__What is being asked__:
Using the listing below, give the number of lines where "text" appears, and nothing else.

__Information shown__:
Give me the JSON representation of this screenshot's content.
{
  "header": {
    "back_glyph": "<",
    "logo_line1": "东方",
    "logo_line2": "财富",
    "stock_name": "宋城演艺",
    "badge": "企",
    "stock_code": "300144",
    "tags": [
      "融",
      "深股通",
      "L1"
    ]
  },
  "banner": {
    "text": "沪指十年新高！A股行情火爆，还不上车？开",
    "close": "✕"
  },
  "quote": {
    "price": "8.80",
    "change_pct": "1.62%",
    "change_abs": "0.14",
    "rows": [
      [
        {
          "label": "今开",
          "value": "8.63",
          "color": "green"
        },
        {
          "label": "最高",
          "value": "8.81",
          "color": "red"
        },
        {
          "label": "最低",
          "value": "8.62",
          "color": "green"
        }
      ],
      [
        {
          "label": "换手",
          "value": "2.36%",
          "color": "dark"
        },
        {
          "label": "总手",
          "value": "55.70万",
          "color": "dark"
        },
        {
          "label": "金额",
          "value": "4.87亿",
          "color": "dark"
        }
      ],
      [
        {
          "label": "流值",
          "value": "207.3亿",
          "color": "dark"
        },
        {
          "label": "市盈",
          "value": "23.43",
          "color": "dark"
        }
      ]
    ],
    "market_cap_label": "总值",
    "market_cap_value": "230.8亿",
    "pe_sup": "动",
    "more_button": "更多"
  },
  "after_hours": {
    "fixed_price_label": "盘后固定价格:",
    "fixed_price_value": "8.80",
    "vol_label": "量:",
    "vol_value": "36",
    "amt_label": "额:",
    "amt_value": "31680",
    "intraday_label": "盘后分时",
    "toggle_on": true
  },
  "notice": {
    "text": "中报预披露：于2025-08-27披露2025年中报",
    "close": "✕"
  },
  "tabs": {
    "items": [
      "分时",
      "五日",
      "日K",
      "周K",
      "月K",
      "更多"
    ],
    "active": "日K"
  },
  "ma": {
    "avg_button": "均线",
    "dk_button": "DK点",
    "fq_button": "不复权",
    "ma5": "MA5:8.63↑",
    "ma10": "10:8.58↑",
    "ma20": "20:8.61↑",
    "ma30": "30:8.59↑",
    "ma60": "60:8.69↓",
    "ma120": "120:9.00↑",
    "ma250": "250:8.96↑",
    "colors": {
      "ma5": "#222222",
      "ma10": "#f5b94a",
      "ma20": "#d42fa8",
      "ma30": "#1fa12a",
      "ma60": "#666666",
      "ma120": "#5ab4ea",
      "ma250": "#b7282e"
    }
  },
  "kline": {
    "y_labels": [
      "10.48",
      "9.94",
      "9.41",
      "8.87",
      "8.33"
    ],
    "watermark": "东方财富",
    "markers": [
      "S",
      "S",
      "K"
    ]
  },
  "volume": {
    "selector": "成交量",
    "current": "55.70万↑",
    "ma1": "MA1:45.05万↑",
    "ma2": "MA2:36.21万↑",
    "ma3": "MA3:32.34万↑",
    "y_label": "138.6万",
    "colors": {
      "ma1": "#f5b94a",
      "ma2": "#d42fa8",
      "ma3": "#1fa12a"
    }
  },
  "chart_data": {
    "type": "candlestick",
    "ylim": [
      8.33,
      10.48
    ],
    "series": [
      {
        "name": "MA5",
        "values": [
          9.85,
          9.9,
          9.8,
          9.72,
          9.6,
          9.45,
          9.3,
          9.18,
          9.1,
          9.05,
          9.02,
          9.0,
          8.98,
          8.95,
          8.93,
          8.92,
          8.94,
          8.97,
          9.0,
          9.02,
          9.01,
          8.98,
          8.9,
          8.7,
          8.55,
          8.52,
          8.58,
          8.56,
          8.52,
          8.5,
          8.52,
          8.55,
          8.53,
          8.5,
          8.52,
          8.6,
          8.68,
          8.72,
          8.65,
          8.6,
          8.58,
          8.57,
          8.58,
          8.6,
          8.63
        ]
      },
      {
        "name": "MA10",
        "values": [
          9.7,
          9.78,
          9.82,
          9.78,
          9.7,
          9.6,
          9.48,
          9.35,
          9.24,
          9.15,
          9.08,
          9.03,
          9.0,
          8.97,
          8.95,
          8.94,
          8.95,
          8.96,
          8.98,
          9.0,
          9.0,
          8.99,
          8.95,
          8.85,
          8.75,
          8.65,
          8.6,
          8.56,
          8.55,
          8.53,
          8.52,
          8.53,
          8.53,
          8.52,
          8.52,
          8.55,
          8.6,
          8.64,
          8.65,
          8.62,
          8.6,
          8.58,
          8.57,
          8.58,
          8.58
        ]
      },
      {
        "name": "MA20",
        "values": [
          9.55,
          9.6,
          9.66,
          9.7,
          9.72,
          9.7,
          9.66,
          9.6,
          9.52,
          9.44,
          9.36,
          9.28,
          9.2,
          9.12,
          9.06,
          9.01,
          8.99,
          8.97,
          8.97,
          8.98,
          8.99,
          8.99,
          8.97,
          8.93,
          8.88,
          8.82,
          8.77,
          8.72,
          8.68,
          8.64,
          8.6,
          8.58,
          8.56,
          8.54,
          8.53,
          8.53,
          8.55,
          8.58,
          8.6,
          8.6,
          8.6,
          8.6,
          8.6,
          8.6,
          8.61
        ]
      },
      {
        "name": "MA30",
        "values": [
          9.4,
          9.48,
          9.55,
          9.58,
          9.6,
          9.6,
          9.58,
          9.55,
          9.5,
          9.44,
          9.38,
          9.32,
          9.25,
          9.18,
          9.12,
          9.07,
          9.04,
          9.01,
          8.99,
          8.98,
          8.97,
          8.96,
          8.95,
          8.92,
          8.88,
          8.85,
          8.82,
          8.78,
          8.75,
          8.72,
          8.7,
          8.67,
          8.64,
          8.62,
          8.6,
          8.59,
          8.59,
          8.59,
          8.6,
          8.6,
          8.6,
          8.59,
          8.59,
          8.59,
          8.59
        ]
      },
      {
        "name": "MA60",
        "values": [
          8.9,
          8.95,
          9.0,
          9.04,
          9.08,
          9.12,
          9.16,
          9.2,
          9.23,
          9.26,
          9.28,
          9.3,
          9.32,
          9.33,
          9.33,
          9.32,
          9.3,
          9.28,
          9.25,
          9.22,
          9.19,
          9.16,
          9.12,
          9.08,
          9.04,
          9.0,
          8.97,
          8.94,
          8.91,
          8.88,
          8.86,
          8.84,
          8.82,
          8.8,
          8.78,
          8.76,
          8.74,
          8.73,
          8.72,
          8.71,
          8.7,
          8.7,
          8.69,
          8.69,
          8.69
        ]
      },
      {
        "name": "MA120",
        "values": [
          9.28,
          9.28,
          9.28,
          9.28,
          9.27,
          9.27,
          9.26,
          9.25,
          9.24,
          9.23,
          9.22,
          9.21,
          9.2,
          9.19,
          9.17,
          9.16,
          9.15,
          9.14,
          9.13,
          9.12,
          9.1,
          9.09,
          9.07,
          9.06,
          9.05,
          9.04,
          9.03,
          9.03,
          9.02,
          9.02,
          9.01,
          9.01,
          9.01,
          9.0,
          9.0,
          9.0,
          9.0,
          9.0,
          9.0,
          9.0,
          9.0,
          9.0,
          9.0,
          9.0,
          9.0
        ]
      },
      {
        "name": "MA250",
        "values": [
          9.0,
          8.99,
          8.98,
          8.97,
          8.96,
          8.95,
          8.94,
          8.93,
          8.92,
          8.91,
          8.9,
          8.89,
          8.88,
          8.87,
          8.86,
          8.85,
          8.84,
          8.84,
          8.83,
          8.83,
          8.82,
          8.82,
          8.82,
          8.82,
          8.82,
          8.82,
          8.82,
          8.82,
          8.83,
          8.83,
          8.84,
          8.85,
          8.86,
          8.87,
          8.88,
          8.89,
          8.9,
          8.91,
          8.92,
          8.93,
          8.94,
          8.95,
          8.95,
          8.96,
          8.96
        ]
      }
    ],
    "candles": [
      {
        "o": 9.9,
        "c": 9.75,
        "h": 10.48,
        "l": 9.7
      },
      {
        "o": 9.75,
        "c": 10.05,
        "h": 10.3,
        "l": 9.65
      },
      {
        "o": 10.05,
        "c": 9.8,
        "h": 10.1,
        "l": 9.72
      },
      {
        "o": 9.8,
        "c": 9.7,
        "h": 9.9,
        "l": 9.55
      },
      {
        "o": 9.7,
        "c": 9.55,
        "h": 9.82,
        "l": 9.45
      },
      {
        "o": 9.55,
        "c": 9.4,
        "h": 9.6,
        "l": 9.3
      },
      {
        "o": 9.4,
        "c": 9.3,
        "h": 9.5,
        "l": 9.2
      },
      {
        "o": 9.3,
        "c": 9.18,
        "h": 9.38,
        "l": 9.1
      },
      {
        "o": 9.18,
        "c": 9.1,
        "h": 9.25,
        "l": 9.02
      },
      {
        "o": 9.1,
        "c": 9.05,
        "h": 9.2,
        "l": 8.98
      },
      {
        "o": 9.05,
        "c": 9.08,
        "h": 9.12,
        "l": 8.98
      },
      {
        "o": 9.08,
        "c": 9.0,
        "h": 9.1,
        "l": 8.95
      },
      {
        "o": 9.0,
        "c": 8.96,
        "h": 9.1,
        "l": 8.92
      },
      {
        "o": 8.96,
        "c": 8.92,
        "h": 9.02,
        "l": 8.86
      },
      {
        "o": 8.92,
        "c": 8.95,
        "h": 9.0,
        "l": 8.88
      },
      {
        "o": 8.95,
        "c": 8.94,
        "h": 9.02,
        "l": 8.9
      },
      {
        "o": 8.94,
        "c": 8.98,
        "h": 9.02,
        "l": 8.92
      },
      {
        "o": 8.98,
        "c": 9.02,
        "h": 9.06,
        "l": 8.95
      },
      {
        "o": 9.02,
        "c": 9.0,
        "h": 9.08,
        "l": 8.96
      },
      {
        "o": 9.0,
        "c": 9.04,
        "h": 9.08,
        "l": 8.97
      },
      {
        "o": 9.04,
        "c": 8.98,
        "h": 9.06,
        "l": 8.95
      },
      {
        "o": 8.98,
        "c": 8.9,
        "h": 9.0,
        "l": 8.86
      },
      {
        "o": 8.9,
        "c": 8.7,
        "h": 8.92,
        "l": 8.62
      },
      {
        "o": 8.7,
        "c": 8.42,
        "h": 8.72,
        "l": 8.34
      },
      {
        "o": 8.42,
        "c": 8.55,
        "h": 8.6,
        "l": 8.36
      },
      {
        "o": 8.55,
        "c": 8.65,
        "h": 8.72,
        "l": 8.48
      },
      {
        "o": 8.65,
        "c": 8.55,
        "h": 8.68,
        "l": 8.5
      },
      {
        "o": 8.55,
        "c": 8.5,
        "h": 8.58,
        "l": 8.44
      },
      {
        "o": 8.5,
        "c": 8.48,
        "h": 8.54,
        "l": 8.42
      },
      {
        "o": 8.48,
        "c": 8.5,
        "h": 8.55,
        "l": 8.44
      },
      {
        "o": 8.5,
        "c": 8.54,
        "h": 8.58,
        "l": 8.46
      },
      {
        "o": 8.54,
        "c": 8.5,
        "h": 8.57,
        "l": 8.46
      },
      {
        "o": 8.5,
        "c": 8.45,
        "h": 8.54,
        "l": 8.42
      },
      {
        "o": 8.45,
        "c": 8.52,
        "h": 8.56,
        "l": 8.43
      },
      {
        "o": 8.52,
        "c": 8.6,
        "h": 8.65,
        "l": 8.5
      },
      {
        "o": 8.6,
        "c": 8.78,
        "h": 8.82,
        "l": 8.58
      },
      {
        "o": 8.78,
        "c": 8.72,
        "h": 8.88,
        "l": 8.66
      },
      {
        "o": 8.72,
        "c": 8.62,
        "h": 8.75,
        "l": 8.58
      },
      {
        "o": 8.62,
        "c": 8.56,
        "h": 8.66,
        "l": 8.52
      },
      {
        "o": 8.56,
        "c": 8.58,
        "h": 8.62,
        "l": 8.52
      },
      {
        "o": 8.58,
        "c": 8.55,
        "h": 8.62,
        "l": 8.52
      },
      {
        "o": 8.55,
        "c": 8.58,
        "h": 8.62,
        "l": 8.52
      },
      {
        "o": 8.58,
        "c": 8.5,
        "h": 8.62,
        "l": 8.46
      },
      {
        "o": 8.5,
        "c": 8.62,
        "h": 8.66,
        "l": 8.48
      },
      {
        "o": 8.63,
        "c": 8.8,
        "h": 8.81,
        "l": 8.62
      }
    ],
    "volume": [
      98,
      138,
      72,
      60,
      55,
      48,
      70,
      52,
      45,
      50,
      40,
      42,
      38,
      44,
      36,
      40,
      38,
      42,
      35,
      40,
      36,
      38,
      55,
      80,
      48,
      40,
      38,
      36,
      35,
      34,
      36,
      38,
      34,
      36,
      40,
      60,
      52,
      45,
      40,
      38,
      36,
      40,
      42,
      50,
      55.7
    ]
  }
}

__Answer to the problem__:
2